-- start ENTRIES --

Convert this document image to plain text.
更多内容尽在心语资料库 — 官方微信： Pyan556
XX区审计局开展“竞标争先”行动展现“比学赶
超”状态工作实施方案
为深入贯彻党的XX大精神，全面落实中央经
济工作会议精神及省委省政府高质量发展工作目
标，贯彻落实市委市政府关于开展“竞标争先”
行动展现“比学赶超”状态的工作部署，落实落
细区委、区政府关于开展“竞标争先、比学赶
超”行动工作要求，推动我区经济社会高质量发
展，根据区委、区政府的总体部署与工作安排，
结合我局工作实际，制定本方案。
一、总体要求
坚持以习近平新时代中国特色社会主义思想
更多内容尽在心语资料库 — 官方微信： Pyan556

-- end ENTRIES --

▸ **AIM**
Copy every line exactly. Leave nothing out.

▸ **SOLUTION FOR THIS PROBLEM**
Convert this document image to plain text.
更多内容尽在心语资料库 — 官方微信： Pyan556
XX区审计局开展“竞标争先”行动展现“比学赶
超”状态工作实施方案
为深入贯彻党的XX大精神，全面落实中央经
济工作会议精神及省委省政府高质量发展工作目
标，贯彻落实市委市政府关于开展“竞标争先”
行动展现“比学赶超”状态的工作部署，落实落
细区委、区政府关于开展“竞标争先、比学赶
超”行动工作要求，推动我区经济社会高质量发
展，根据区委、区政府的总体部署与工作安排，
结合我局工作实际，制定本方案。
一、总体要求
坚持以习近平新时代中国特色社会主义思想
更多内容尽在心语资料库 — 官方微信： Pyan556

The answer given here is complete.